Passage shown

Updated: Feb 26
Writing Trait/Strategy: Writing conventions
Mentor Text Suggestions: Alphie the Apostrophe by Moira Rose Donohue The Girl’s Like Spaghetti by Lynne Truss Greedy Apostrophe by Jan Carr The Perfect Pop-Up Punctuation Book by Kate Petty and Jennie Maizels
Description: This lesson focuses on apostrophes, but the procedures can be used for any writing convention. I noticed that my students were very confused about the proper usage of apostrophes. As with anything new, learners tend to overuse punctuation–some of them even started using apostrophes in every plural noun (“I have three cat’s.” “The flower’s are blooming.”).
I decided to launch an investigation that we called “Apostrophe Detectives.” Each student searched through their independent reading books for words that contained apostrophes and wrote both the word and the phrase or sentence that contained the word.
Next I had the students work in small groups to discuss what they noticed. As a class we made charts of some of our “noticings.” We talked about why the apostrophe is an important punctuation mark and what happens when it is used incorrectly.

Listed records
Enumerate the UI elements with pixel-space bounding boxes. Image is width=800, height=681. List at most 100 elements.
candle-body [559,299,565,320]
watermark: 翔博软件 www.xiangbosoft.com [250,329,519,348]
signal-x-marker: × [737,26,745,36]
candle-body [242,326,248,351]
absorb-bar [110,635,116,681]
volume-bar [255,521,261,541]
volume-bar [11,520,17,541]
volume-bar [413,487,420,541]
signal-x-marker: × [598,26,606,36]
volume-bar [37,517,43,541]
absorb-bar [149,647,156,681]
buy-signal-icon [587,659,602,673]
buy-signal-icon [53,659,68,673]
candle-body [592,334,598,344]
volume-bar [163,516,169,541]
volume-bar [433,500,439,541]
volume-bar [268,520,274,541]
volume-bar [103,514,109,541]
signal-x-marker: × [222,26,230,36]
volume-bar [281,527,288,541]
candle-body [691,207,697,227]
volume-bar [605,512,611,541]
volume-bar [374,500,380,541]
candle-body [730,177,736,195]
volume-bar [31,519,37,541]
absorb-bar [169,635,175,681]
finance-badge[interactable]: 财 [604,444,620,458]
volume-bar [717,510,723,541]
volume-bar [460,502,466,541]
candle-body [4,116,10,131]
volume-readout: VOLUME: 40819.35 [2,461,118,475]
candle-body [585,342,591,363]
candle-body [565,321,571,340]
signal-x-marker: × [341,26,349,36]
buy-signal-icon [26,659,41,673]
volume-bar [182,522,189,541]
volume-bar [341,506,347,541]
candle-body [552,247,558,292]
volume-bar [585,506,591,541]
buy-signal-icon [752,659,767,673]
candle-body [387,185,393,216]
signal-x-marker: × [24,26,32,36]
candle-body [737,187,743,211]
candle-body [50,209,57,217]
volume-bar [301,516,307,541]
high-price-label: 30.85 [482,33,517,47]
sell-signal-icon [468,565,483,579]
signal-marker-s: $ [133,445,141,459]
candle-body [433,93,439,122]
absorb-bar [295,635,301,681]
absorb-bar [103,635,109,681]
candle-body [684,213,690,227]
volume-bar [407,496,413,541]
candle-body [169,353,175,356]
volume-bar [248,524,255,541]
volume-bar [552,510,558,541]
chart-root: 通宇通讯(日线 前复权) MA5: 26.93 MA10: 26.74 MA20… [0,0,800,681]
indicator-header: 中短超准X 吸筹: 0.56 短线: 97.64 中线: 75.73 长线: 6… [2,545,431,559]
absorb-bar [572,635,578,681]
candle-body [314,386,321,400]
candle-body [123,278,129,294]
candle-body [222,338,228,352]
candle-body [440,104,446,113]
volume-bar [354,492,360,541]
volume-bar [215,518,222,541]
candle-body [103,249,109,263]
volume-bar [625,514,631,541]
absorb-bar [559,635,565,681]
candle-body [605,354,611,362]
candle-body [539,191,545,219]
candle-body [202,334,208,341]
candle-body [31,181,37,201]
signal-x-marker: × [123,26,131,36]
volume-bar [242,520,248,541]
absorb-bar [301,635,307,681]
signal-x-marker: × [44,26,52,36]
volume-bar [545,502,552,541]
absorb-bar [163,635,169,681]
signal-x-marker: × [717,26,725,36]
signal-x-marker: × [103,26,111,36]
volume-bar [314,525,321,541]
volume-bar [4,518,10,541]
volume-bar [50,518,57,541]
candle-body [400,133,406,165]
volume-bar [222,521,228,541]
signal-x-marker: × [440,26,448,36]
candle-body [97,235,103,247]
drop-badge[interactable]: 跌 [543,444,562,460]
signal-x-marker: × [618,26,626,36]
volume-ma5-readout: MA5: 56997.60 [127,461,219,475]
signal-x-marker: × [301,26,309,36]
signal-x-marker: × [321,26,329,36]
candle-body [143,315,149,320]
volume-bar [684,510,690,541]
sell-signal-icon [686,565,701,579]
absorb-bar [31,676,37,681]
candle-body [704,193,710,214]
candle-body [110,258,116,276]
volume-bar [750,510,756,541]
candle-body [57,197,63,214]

What this exercise asks
- A) For the apostrophe lesson, tell whether each statement agrees with it, answering yes or no and quoting the words that decide it. (i) Students looked through their independent reading books for words with apostrophes. (ii) The lesson's procedures work only for apostrophes. (iii) Students talked over what they noticed on their own, without a group.
- B) Repeat the part of the apostrophe lesson starting with "I decided to" and going on through "contained the word.".
- C) Answer these questions on the apostrophe lesson.
(i) What did the class call its investigation?
(ii) Along with each word, what else did students write down?
(iii) Who wrote Greedy Apostrophe?
The data here were taken from a different source than the text.

Task solutions
- A)
(i) Yes: "Each student searched through their independent reading books for words that contained apostrophes"
(ii) No: "the procedures can be used for any writing convention"
(iii) No: "work in small groups to discuss what they noticed"

- B)
I decided to launch an investigation that we called “Apostrophe Detectives.” Each student searched through their independent reading books for words that contained apostrophes and wrote both the word and the phrase or sentence that contained the word.

- C)
(i) "Apostrophe Detectives"
(ii) The phrase or sentence that contained the word
(iii) Jan Carr